#### [Your instructions]
Find each line containing the string "colors". Copy it.

── Dataset records ──

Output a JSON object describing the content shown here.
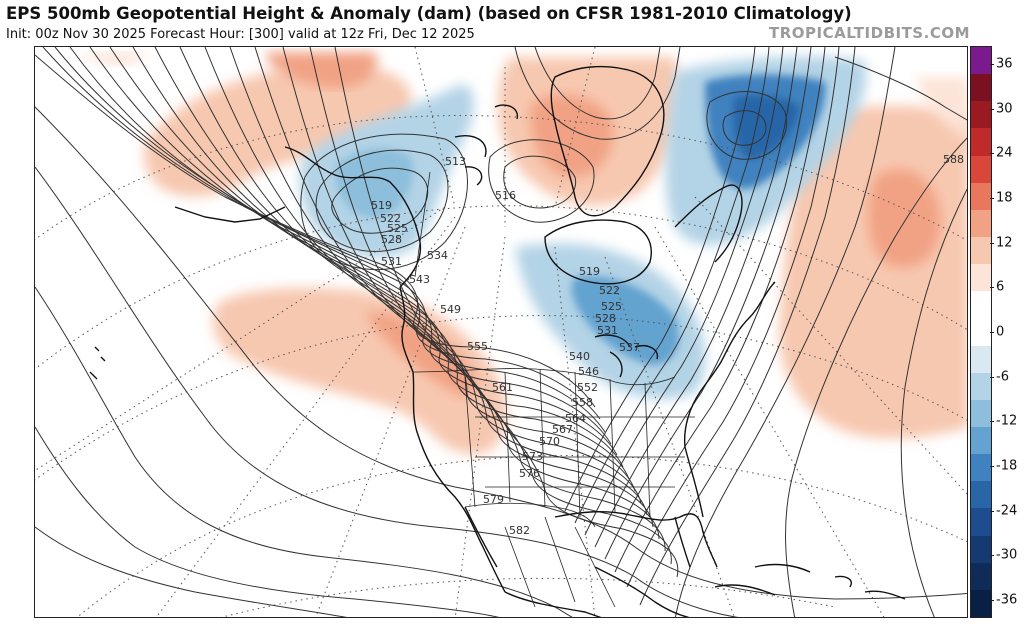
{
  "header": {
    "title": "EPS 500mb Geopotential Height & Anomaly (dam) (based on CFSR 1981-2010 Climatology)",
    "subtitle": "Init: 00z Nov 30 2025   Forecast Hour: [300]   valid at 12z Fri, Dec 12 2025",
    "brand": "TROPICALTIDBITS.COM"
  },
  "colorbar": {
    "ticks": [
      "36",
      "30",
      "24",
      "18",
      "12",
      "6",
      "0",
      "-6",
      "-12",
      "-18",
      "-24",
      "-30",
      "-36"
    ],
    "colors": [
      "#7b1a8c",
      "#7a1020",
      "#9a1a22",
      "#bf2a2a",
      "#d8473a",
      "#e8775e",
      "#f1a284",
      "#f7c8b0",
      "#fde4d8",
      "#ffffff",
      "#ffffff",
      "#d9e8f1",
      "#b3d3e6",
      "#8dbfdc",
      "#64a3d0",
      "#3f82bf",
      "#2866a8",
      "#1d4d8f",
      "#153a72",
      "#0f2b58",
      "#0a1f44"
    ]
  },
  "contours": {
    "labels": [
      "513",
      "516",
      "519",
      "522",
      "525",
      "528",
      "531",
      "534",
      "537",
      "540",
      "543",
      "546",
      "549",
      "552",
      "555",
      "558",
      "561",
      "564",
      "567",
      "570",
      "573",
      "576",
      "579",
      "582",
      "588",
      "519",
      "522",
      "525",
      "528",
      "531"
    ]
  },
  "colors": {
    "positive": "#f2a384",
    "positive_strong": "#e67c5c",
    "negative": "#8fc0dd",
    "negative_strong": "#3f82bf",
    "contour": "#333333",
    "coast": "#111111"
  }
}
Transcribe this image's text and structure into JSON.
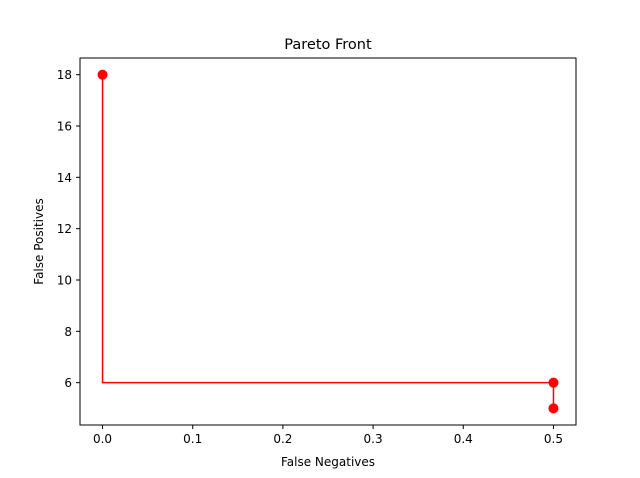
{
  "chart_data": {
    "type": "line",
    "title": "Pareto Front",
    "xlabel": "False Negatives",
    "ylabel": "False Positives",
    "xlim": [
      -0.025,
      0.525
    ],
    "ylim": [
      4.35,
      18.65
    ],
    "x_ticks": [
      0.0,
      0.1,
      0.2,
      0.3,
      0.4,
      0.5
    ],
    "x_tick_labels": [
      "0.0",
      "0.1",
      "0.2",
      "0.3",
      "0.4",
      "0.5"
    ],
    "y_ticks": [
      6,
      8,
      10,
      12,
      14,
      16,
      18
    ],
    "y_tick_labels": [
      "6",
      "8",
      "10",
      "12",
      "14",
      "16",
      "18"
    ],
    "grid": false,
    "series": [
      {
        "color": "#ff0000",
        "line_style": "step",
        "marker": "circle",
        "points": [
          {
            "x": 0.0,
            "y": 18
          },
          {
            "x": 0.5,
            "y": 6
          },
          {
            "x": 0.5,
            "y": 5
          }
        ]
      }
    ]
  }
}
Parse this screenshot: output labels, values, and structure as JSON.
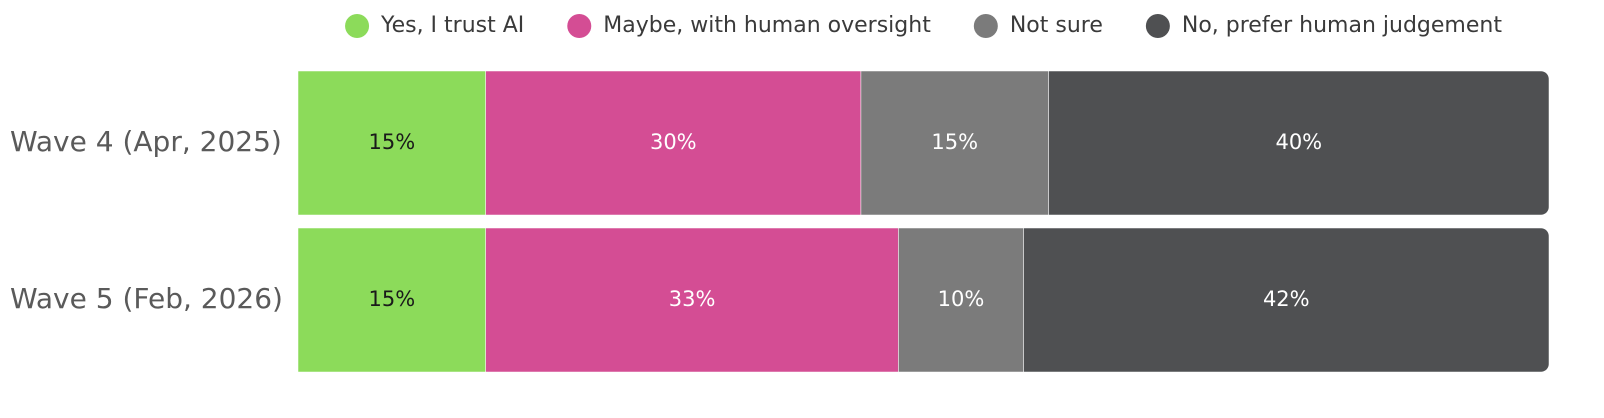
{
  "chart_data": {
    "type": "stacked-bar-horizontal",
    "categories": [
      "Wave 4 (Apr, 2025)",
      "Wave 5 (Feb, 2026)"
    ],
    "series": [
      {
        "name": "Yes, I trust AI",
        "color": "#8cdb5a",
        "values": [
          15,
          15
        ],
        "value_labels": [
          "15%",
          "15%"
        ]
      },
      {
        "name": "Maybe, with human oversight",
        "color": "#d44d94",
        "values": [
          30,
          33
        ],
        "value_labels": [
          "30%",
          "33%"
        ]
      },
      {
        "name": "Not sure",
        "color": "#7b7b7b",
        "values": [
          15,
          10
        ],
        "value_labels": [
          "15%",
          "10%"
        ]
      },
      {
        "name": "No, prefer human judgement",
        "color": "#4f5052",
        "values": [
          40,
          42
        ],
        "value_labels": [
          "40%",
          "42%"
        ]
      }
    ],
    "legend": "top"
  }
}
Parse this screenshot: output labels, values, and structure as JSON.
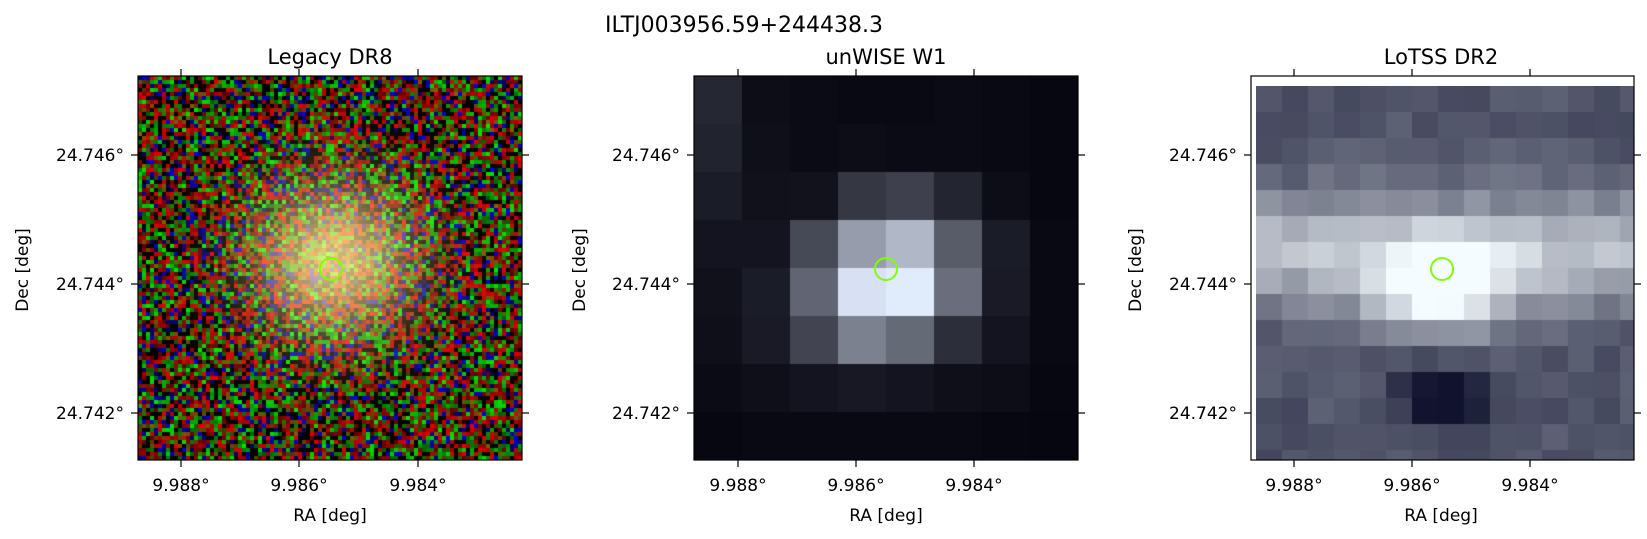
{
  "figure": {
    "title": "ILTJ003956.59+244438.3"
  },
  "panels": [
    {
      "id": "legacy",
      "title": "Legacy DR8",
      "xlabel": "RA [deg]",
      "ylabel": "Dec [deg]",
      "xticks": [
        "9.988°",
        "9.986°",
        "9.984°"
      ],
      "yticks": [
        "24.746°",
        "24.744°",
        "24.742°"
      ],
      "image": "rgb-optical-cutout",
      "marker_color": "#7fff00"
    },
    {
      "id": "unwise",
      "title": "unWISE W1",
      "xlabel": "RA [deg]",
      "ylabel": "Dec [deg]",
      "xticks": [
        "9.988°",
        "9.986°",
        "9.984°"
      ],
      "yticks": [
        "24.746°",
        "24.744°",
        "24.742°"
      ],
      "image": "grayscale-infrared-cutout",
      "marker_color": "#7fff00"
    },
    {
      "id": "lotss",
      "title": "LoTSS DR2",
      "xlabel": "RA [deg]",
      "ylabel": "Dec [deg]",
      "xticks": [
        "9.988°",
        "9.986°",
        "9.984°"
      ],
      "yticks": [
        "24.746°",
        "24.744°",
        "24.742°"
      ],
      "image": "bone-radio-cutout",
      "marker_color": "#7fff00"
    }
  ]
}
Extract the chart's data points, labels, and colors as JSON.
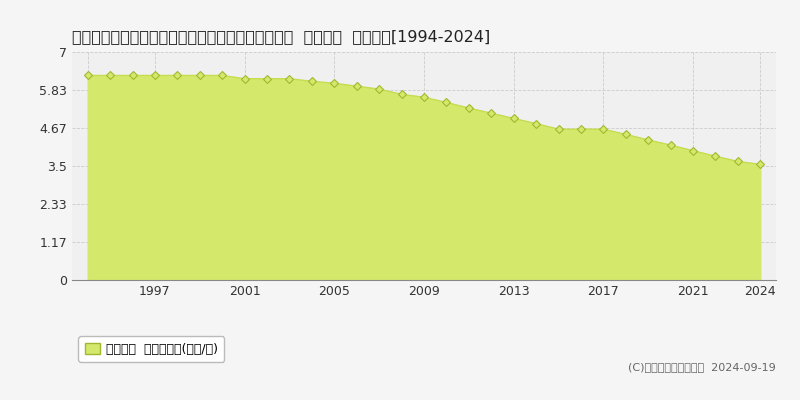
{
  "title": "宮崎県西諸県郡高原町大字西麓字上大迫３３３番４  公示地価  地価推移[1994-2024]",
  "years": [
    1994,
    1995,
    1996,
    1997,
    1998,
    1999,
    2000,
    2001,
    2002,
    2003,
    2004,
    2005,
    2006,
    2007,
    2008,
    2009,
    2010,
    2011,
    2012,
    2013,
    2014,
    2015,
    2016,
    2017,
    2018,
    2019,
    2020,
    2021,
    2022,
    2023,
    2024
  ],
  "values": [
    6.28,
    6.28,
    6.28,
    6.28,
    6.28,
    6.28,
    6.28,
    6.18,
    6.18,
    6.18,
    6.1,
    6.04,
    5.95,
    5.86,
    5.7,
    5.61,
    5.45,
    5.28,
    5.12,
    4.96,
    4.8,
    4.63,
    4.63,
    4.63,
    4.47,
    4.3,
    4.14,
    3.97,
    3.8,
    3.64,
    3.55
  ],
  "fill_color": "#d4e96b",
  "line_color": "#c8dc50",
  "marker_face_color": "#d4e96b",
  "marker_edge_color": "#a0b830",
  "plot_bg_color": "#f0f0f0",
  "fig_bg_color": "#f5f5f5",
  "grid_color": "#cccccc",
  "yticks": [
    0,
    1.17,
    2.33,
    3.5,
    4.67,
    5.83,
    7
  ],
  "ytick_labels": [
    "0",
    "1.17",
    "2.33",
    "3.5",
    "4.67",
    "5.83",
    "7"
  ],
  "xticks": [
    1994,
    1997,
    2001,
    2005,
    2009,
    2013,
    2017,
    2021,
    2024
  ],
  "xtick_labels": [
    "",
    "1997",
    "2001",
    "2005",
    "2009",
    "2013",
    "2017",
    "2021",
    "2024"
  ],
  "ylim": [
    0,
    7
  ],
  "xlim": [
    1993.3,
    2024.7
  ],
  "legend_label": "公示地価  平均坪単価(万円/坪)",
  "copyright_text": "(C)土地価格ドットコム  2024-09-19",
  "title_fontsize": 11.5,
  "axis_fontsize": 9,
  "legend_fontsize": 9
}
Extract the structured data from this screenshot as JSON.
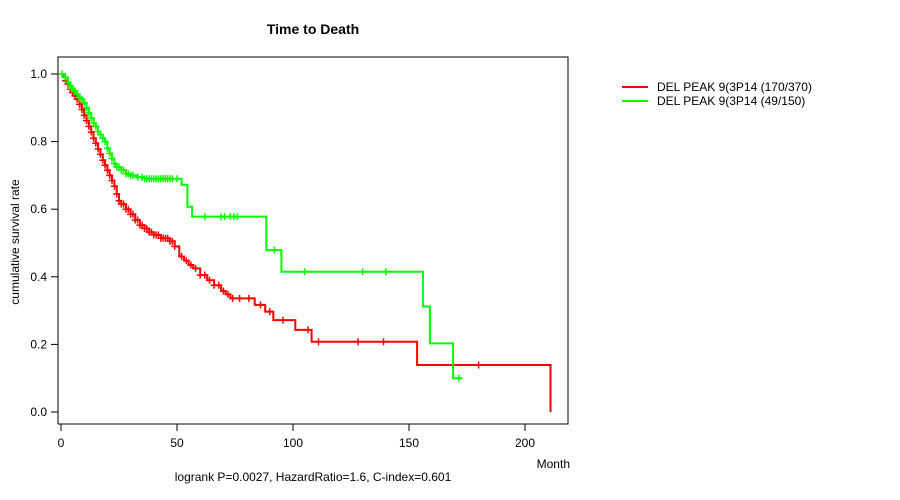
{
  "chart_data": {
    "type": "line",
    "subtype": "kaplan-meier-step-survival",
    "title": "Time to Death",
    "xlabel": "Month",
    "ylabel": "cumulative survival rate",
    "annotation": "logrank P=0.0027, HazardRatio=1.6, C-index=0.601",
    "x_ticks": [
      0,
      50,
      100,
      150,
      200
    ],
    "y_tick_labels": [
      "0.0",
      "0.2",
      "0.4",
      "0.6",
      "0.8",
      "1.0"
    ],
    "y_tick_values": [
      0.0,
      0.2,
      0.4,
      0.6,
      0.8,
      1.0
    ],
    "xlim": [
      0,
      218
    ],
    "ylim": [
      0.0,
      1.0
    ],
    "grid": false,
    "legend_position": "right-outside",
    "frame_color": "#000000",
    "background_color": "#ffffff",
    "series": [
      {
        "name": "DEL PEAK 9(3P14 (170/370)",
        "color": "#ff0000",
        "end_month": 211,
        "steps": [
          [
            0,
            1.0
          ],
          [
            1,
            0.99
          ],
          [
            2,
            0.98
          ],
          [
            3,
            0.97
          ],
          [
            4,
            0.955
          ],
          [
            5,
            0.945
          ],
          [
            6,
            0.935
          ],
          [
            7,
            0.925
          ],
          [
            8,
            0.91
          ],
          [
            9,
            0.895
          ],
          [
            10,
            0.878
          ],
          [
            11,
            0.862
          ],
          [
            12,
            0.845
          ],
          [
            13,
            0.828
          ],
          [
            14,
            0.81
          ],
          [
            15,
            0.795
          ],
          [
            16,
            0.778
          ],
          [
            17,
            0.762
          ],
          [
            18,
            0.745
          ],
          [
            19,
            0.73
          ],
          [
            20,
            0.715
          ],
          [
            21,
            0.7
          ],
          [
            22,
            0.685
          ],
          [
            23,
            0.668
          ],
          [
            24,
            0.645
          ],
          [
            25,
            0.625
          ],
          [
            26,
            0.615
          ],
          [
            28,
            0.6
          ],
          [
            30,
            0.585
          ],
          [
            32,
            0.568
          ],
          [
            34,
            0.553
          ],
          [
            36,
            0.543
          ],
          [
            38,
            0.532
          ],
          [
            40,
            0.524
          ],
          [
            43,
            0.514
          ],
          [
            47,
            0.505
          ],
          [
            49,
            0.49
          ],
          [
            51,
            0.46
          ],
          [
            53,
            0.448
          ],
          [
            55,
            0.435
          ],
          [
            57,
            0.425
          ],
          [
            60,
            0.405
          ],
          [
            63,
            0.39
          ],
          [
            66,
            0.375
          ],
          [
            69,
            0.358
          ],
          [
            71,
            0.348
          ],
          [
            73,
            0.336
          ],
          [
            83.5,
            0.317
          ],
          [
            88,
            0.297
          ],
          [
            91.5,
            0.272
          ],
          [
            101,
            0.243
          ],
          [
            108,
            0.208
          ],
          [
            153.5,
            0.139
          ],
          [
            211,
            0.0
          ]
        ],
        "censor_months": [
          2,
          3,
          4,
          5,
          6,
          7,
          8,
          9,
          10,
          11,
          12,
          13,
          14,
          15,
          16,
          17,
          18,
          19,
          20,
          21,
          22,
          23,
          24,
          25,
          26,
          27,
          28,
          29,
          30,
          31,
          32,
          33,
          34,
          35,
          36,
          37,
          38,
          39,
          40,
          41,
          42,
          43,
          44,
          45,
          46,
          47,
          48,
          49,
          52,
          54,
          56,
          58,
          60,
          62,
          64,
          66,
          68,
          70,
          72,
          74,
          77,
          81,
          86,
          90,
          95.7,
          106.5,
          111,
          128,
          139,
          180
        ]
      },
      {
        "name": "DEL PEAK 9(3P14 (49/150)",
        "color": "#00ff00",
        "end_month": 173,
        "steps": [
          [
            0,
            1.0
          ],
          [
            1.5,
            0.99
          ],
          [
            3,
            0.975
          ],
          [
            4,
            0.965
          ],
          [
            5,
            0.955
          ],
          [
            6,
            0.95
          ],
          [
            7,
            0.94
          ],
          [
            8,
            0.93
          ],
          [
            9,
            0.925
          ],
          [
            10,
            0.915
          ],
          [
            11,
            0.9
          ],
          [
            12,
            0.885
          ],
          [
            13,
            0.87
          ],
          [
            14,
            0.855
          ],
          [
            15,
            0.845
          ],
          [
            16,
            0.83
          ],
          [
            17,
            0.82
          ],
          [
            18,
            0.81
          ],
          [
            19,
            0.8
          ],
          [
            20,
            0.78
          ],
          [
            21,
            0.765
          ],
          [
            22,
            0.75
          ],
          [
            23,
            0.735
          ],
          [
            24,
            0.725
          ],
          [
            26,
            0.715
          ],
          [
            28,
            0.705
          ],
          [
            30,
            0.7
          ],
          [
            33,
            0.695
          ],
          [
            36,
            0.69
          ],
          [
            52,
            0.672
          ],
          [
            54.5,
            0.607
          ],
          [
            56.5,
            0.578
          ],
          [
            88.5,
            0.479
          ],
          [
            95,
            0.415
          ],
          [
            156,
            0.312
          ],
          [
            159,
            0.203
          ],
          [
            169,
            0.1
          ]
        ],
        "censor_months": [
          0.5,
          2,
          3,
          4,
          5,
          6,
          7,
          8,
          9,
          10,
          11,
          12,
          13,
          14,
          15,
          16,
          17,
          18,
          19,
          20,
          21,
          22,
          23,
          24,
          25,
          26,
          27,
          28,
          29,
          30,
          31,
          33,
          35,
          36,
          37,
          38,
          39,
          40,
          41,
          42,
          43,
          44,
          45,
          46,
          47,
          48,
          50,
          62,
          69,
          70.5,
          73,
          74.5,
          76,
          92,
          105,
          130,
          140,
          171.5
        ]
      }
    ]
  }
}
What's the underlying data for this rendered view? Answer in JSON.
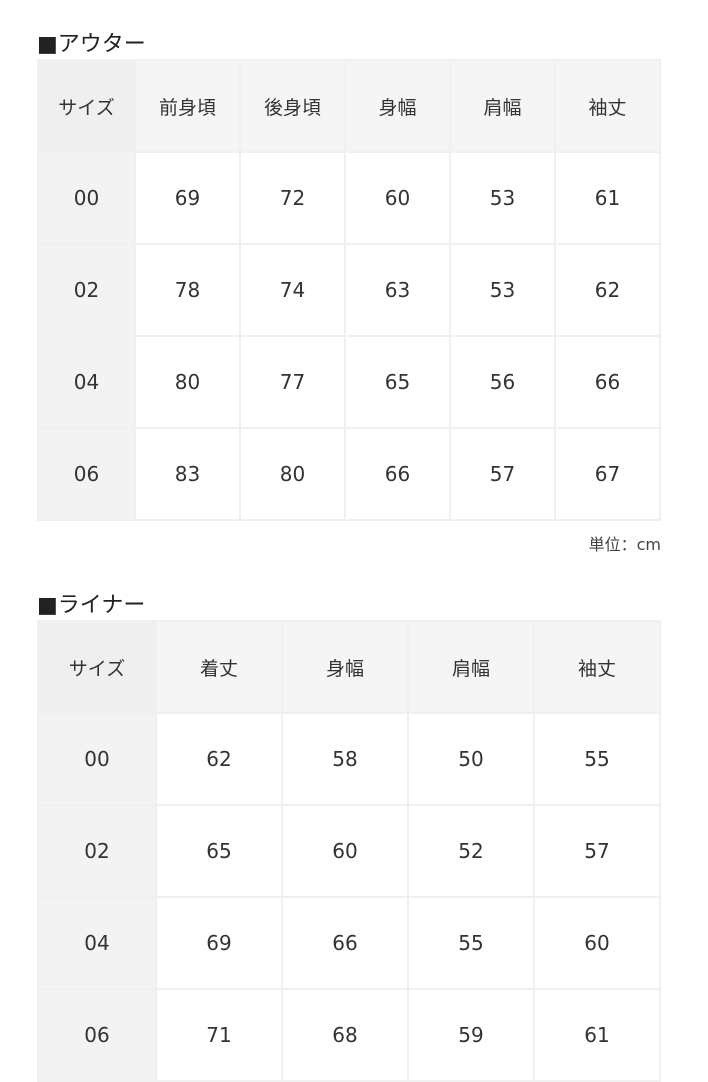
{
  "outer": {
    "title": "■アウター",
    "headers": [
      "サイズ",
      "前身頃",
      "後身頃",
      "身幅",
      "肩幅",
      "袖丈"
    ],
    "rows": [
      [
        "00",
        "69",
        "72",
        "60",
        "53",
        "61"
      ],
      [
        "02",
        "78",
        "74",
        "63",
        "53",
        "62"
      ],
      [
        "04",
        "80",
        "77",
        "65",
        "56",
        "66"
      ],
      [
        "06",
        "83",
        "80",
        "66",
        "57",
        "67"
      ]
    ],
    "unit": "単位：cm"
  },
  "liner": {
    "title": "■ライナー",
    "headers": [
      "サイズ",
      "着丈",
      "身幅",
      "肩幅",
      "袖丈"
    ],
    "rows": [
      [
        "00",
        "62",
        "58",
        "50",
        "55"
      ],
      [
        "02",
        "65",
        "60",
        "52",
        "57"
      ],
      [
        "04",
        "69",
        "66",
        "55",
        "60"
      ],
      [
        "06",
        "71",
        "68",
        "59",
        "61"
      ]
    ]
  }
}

───

#### [Response for this exercise]
    "colors": [
  "colors": {
Extract the chart's data points, labels, and colors as JSON.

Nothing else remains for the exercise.